> [What is expected]
Scan the material below for the string "области", and copy every line where it shows up.

(Stored records)
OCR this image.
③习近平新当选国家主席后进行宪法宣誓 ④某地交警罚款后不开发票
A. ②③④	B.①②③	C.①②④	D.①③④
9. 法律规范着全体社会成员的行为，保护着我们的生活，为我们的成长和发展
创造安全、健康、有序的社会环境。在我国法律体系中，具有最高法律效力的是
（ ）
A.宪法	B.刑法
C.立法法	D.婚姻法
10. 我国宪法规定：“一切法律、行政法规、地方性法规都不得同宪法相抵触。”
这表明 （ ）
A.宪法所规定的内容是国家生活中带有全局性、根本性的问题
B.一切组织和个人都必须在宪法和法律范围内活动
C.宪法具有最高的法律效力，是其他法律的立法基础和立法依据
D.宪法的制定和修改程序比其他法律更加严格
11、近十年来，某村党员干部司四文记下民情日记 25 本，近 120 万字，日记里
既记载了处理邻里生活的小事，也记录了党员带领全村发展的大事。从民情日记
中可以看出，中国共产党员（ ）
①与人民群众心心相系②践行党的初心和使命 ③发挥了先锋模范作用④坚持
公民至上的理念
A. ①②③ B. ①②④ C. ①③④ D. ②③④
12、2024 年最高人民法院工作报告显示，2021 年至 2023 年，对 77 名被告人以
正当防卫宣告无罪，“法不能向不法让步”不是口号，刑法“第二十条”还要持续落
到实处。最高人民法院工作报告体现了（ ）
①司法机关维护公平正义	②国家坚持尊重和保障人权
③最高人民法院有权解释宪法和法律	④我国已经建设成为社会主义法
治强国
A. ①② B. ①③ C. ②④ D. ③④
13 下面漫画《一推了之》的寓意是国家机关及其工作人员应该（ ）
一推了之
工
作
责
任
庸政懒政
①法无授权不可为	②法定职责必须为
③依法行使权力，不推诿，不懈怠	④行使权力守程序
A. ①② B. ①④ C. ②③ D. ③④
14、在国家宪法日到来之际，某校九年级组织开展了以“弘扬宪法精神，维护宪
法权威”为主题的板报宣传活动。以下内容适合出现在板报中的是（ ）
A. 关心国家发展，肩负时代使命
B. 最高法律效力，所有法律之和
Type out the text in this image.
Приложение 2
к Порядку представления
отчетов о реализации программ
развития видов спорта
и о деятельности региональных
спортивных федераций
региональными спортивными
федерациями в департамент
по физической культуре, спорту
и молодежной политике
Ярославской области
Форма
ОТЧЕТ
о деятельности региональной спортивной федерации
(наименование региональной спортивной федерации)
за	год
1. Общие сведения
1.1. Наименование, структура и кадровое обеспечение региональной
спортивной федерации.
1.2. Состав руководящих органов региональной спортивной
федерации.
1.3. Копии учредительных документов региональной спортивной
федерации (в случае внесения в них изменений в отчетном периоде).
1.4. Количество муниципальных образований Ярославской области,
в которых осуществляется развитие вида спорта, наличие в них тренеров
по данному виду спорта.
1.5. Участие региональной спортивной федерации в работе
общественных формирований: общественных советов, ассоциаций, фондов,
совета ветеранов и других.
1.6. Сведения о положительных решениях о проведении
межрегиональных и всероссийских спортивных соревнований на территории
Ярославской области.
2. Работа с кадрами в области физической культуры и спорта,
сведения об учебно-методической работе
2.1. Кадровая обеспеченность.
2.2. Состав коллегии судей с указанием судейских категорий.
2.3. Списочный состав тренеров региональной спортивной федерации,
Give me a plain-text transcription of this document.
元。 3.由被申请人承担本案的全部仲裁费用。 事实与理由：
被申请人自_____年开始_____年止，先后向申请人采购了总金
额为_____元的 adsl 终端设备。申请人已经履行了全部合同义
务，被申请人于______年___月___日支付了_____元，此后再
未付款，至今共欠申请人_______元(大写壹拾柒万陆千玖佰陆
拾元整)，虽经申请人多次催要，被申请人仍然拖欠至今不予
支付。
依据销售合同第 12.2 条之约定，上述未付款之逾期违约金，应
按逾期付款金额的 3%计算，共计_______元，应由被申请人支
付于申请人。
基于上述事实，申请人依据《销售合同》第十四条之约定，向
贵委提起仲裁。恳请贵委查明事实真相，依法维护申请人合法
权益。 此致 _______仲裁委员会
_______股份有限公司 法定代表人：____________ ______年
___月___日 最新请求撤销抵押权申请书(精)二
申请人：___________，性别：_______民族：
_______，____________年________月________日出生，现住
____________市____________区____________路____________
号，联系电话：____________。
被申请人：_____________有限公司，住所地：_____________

> [In response]
Ярославской области
1.4. Количество муниципальных образований Ярославской области,
Ярославской области.
2. Работа с кадрами в области физической культуры и спорта,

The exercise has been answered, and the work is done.